--- start of Working data ---
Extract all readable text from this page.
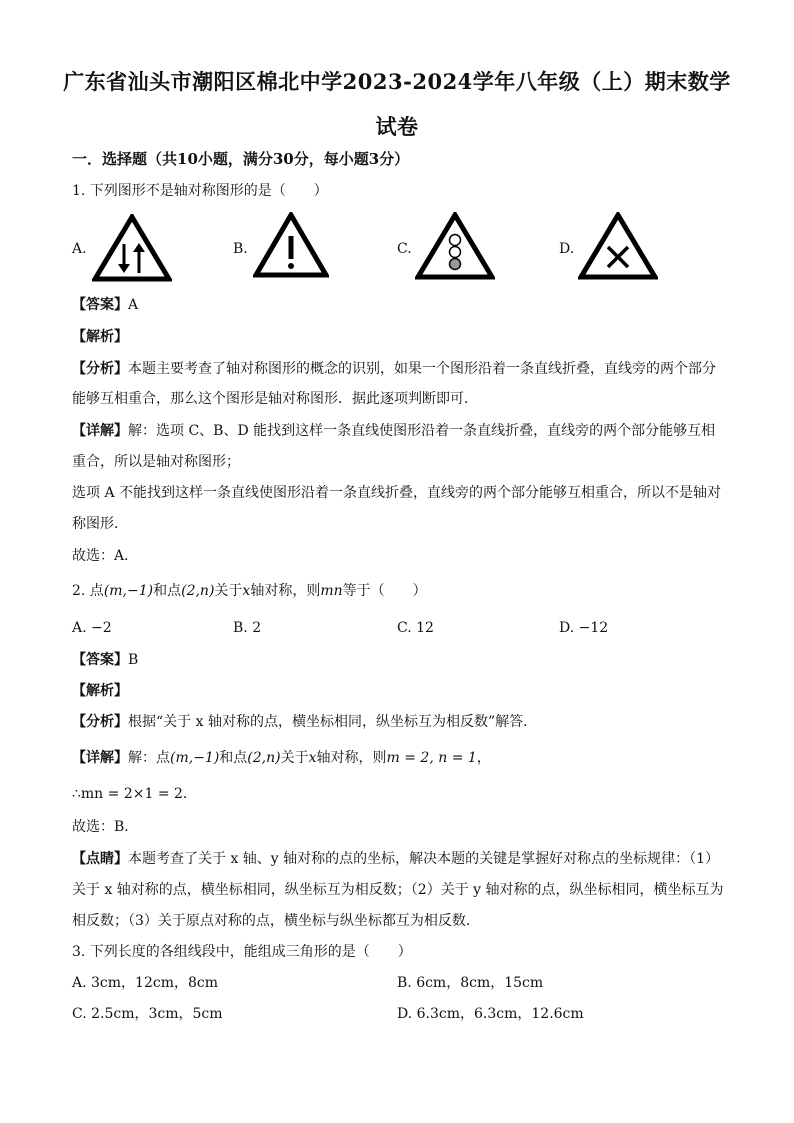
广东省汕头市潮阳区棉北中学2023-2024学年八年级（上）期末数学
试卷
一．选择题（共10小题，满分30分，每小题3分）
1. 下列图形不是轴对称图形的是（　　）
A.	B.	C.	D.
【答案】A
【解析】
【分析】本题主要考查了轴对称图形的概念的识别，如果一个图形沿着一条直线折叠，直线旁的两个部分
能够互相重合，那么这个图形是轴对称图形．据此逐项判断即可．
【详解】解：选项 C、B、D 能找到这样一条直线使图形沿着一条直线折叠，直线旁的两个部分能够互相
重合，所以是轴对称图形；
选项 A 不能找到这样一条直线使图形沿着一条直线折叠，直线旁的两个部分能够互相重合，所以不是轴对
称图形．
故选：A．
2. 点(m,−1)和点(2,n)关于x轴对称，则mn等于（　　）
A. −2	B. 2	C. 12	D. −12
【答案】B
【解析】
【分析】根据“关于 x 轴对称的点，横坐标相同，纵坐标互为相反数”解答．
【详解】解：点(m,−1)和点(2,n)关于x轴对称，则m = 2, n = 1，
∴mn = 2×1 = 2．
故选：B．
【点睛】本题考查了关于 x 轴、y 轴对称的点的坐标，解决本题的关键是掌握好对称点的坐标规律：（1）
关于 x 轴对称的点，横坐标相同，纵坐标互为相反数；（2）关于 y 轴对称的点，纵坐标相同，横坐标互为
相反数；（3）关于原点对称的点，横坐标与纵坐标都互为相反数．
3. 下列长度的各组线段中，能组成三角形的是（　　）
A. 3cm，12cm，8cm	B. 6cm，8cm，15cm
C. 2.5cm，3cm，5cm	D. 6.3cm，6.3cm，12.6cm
--- end of Working data ---
--- start of Working data ---
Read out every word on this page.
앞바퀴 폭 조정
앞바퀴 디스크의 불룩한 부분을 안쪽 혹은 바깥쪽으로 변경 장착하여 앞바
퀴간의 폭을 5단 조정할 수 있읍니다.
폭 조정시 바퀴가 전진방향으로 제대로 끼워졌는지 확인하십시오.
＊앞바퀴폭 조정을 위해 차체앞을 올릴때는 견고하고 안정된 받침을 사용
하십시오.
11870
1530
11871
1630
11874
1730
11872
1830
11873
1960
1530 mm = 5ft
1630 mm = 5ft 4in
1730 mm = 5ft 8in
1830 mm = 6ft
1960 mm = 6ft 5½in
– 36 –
--- end of Working data ---
Set problem :: Answer with a single number: the count of lines holding the word "关于x轴对称".

Exercise solution :: 2